Material for this exercise
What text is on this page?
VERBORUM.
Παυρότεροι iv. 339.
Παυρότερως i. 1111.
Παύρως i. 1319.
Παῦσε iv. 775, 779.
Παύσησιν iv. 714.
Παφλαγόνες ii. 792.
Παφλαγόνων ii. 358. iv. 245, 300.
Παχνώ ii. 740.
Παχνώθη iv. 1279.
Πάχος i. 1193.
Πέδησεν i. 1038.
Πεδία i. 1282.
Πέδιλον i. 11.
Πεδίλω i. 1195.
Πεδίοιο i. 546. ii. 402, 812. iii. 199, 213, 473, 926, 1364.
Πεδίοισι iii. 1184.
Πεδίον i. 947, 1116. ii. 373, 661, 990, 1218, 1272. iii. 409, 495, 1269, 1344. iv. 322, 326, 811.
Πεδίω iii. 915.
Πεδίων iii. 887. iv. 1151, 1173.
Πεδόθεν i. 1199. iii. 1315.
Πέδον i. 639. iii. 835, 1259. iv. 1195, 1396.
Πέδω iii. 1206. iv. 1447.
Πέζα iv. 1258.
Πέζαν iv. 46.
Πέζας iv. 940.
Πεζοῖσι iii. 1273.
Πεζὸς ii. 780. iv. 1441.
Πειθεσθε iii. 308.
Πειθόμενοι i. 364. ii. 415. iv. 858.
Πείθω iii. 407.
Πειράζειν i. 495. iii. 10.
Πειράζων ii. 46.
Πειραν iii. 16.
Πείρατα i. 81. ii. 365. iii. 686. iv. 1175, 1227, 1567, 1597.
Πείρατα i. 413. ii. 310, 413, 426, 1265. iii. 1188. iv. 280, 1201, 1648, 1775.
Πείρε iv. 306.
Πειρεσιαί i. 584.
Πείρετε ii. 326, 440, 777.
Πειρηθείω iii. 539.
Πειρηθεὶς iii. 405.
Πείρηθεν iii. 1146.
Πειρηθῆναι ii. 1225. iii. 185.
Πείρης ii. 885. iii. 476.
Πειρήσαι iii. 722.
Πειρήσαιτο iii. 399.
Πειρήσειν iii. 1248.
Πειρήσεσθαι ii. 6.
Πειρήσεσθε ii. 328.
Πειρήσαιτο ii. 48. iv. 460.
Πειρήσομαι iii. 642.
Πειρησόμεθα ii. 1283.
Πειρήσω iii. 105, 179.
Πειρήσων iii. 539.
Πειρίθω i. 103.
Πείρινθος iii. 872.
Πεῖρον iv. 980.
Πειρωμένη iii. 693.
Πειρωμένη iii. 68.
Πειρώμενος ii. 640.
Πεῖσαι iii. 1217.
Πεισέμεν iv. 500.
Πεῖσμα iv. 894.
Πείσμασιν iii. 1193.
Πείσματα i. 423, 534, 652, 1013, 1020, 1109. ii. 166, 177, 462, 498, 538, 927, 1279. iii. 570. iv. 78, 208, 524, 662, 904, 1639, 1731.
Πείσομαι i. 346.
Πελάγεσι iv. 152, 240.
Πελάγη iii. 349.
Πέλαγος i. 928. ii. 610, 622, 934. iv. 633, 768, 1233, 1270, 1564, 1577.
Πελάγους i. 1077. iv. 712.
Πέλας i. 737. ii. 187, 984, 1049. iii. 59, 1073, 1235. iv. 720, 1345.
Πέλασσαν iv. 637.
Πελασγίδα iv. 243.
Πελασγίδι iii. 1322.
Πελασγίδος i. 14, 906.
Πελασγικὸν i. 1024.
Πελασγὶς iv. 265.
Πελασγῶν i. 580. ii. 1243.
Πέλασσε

What needs to be done
Count each line with "Πειρήσαιτο" in it and report that figure by itself.

Reply
2